* _WHAT TO PRODUCE_:
Can you render everything from the line containing "bar-ring-van-putten xyxy=(527,336,565,399)" down to the line containing "data-label: 4 xyxy=(112,245,125,271)", both lines included, as a numbered list with blank lines left out?

Dataset excerpt:
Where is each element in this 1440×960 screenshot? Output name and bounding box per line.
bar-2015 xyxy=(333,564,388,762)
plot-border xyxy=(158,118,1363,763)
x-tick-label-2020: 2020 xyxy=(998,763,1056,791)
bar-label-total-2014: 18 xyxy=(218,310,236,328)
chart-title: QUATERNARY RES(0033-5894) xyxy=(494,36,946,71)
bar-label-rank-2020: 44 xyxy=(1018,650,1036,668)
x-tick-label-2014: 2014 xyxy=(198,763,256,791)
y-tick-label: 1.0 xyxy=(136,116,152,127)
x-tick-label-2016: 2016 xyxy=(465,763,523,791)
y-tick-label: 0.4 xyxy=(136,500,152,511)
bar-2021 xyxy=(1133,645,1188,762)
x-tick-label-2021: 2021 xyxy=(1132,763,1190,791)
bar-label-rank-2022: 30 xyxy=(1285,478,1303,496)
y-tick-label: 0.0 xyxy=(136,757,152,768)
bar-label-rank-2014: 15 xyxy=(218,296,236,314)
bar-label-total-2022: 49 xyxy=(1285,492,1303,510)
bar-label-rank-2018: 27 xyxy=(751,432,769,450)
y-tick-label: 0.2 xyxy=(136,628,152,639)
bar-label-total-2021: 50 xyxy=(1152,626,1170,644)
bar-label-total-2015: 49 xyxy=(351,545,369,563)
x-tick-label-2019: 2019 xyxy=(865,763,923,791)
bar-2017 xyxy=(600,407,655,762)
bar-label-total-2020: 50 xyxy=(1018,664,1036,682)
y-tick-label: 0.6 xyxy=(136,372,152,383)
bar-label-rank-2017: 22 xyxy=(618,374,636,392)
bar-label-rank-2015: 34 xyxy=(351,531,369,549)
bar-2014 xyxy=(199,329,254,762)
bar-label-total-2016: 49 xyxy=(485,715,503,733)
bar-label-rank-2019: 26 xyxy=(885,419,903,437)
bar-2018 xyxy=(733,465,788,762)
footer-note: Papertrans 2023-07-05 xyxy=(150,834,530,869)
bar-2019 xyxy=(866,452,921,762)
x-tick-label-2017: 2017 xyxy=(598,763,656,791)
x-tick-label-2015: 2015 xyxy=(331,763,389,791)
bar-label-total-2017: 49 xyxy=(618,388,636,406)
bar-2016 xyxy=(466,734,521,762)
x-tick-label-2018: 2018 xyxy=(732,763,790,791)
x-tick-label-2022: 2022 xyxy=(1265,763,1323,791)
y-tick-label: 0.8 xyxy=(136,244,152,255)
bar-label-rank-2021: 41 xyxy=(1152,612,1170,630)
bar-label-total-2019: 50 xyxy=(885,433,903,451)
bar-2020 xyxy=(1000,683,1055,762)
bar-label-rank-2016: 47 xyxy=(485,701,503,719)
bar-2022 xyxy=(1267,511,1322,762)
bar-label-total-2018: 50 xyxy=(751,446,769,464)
...
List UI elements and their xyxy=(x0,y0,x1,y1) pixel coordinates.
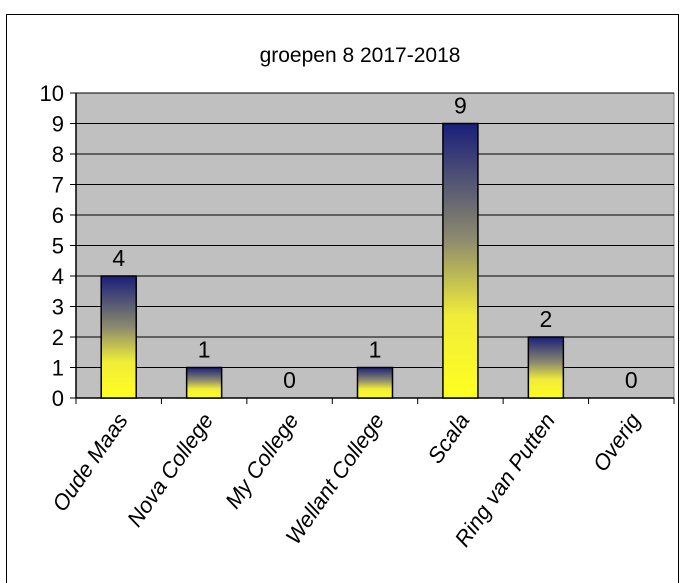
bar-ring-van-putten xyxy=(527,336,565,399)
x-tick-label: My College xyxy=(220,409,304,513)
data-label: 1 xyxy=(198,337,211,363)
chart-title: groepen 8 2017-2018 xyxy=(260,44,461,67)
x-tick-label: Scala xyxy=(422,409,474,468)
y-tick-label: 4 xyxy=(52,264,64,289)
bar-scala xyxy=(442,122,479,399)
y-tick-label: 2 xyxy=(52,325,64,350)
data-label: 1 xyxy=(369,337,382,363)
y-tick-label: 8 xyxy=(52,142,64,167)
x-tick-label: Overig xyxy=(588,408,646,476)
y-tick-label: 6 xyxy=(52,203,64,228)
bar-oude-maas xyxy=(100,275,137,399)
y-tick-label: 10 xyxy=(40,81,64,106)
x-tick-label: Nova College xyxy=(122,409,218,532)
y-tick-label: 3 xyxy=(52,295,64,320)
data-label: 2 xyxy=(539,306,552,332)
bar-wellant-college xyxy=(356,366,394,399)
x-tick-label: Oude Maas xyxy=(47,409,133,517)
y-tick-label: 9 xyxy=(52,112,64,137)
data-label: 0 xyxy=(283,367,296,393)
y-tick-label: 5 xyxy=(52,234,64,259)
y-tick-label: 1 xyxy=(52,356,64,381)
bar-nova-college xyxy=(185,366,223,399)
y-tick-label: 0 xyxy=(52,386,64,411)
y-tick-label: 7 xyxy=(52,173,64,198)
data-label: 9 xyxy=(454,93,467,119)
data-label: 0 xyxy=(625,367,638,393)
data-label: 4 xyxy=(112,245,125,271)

* _RESULT_:
1. bar-ring-van-putten xyxy=(527,336,565,399)
2. x-tick-label: My College xyxy=(220,409,304,513)
3. data-label: 1 xyxy=(198,337,211,363)
4. chart-title: groepen 8 2017-2018 xyxy=(260,44,461,67)
5. x-tick-label: Scala xyxy=(422,409,474,468)
6. y-tick-label: 4 xyxy=(52,264,64,289)
7. bar-scala xyxy=(442,122,479,399)
8. y-tick-label: 2 xyxy=(52,325,64,350)
9. data-label: 1 xyxy=(369,337,382,363)
10. y-tick-label: 8 xyxy=(52,142,64,167)
11. x-tick-label: Overig xyxy=(588,408,646,476)
12. y-tick-label: 6 xyxy=(52,203,64,228)
13. bar-oude-maas xyxy=(100,275,137,399)
14. y-tick-label: 10 xyxy=(40,81,64,106)
15. x-tick-label: Nova College xyxy=(122,409,218,532)
16. y-tick-label: 3 xyxy=(52,295,64,320)
17. data-label: 2 xyxy=(539,306,552,332)
18. bar-wellant-college xyxy=(356,366,394,399)
19. x-tick-label: Oude Maas xyxy=(47,409,133,517)
20. y-tick-label: 9 xyxy=(52,112,64,137)
21. data-label: 0 xyxy=(283,367,296,393)
22. y-tick-label: 5 xyxy=(52,234,64,259)
23. y-tick-label: 1 xyxy=(52,356,64,381)
24. bar-nova-college xyxy=(185,366,223,399)
25. y-tick-label: 0 xyxy=(52,386,64,411)
26. y-tick-label: 7 xyxy=(52,173,64,198)
27. data-label: 9 xyxy=(454,93,467,119)
28. data-label: 0 xyxy=(625,367,638,393)
29. data-label: 4 xyxy=(112,245,125,271)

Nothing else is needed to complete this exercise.